+++ Data extract

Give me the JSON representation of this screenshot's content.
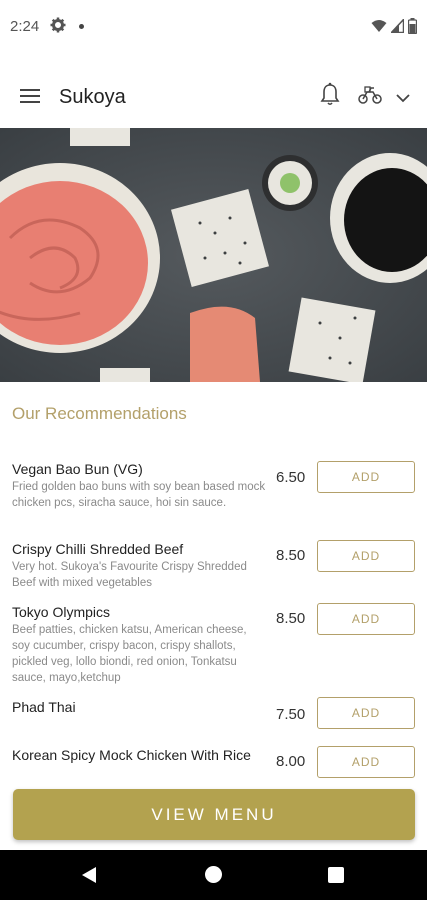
{
  "status": {
    "time": "2:24"
  },
  "app": {
    "title": "Sukoya"
  },
  "section": {
    "title": "Our Recommendations"
  },
  "items": [
    {
      "name": "Vegan Bao Bun (VG)",
      "desc": "Fried golden bao buns with soy bean based mock chicken pcs, siracha sauce, hoi sin sauce.",
      "price": "6.50",
      "add_label": "ADD"
    },
    {
      "name": "Crispy Chilli Shredded Beef",
      "desc": "Very hot. Sukoya's Favourite Crispy Shredded Beef with mixed vegetables",
      "price": "8.50",
      "add_label": "ADD"
    },
    {
      "name": "Tokyo Olympics",
      "desc": "Beef patties, chicken katsu, American cheese, soy cucumber, crispy bacon, crispy shallots, pickled veg, lollo biondi, red onion, Tonkatsu sauce, mayo,ketchup",
      "price": "8.50",
      "add_label": "ADD"
    },
    {
      "name": "Phad Thai",
      "desc": "",
      "price": "7.50",
      "add_label": "ADD"
    },
    {
      "name": "Korean Spicy Mock Chicken With Rice",
      "desc": "",
      "price": "8.00",
      "add_label": "ADD"
    }
  ],
  "view_menu_label": "VIEW MENU",
  "colors": {
    "accent": "#b3a06a",
    "button": "#b3a24f"
  },
  "icons": [
    "settings-icon",
    "wifi-icon",
    "signal-icon",
    "battery-icon",
    "menu-icon",
    "bell-icon",
    "delivery-bike-icon",
    "chevron-down-icon",
    "back-icon",
    "home-icon",
    "recent-apps-icon"
  ]
}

++++++

■ Given problem ■
Keep the pictures out of the copy and write out the data exactly as it stands.

■ Result of the task ■
Give me the JSON representation of this screenshot's content.
{
  "status": {
    "time": "2:24"
  },
  "app": {
    "title": "Sukoya"
  },
  "section": {
    "title": "Our Recommendations"
  },
  "items": [
    {
      "name": "Vegan Bao Bun (VG)",
      "desc": "Fried golden bao buns with soy bean based mock chicken pcs, siracha sauce, hoi sin sauce.",
      "price": "6.50",
      "add_label": "ADD"
    },
    {
      "name": "Crispy Chilli Shredded Beef",
      "desc": "Very hot. Sukoya's Favourite Crispy Shredded Beef with mixed vegetables",
      "price": "8.50",
      "add_label": "ADD"
    },
    {
      "name": "Tokyo Olympics",
      "desc": "Beef patties, chicken katsu, American cheese, soy cucumber, crispy bacon, crispy shallots, pickled veg, lollo biondi, red onion, Tonkatsu sauce, mayo,ketchup",
      "price": "8.50",
      "add_label": "ADD"
    },
    {
      "name": "Phad Thai",
      "desc": "",
      "price": "7.50",
      "add_label": "ADD"
    },
    {
      "name": "Korean Spicy Mock Chicken With Rice",
      "desc": "",
      "price": "8.00",
      "add_label": "ADD"
    }
  ],
  "view_menu_label": "VIEW MENU",
  "colors": {
    "accent": "#b3a06a",
    "button": "#b3a24f"
  },
  "icons": [
    "settings-icon",
    "wifi-icon",
    "signal-icon",
    "battery-icon",
    "menu-icon",
    "bell-icon",
    "delivery-bike-icon",
    "chevron-down-icon",
    "back-icon",
    "home-icon",
    "recent-apps-icon"
  ]
}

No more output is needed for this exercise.